═════ SUPPLIED RECORDS ═════

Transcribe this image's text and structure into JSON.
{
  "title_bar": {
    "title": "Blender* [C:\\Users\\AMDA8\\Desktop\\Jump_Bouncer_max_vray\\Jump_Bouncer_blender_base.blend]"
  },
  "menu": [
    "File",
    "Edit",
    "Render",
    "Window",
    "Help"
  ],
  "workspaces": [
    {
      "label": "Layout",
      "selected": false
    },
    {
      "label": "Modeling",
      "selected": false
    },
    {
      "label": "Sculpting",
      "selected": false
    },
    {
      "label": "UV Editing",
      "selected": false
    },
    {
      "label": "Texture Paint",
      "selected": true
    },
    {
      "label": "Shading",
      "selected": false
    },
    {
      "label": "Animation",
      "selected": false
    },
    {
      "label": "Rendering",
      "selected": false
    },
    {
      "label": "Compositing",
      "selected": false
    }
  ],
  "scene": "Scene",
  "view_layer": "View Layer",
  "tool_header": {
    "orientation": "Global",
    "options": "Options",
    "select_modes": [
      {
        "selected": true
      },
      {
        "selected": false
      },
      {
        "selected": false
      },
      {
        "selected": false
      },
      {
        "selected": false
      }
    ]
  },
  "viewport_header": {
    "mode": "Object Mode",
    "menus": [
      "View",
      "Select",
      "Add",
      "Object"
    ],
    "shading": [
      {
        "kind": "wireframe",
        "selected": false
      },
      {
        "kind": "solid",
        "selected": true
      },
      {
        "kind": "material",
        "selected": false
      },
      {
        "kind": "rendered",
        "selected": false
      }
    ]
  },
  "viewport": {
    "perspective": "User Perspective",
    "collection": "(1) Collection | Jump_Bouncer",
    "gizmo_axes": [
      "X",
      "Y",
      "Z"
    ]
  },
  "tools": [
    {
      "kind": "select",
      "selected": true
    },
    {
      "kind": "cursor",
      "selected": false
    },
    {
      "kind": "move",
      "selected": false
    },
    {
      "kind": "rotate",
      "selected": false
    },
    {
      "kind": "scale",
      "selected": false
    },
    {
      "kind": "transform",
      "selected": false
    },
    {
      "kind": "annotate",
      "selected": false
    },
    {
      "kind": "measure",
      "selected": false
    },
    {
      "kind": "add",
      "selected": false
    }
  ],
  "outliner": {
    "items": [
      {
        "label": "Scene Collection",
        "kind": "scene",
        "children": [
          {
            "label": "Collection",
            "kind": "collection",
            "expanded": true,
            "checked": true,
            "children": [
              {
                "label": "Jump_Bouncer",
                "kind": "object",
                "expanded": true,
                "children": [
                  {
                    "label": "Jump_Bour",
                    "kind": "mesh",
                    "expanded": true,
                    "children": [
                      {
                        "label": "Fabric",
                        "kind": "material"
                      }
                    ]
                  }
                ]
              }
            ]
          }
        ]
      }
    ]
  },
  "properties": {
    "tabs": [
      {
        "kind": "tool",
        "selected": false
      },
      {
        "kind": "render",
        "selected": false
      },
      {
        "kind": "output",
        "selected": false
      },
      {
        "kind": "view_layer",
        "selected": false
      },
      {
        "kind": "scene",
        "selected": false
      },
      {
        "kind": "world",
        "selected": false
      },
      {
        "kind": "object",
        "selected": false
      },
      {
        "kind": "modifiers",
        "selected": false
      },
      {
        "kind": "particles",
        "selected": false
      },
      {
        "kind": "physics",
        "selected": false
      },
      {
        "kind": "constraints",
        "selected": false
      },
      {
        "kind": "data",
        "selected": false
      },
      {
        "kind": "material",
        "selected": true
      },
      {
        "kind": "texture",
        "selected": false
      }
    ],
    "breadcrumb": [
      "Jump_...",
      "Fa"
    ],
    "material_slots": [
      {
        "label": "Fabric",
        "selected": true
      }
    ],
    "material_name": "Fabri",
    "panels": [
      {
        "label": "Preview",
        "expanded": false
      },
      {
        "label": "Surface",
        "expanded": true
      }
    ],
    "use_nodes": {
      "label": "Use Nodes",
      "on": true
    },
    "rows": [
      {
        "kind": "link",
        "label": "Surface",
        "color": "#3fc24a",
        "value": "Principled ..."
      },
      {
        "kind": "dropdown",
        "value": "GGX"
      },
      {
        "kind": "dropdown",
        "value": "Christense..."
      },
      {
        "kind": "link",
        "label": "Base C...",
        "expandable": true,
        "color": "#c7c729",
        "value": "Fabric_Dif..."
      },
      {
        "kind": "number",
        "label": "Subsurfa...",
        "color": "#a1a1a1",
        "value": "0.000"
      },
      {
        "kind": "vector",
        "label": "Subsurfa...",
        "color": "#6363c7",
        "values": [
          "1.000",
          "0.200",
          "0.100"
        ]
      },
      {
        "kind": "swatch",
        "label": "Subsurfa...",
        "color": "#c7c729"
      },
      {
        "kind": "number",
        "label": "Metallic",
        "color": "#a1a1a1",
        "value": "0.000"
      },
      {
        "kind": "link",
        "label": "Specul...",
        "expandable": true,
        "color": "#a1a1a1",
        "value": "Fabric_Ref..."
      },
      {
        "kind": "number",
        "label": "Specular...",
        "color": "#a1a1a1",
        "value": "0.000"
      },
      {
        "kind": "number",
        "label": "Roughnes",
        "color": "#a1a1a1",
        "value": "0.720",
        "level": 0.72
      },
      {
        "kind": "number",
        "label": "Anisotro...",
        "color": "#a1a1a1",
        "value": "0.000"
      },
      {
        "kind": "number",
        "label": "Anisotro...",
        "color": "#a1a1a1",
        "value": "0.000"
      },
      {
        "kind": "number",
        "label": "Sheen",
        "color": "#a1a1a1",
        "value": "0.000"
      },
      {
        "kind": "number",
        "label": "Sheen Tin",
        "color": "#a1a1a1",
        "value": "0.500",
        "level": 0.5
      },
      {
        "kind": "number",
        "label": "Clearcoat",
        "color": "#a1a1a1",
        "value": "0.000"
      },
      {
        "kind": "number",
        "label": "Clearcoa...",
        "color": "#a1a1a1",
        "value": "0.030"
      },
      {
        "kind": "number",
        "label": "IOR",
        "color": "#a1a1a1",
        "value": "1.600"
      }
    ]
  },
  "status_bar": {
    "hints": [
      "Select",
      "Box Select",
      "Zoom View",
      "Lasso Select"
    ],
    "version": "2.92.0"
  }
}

═════

◆ **WHAT IS NEEDED**
In the listing above, locate each line with "expanded" and copy it.

◆ **RESULT OF THE EXERCISE**
            "expanded": true,
                "expanded": true,
                    "expanded": true,
        "expanded": false
        "expanded": true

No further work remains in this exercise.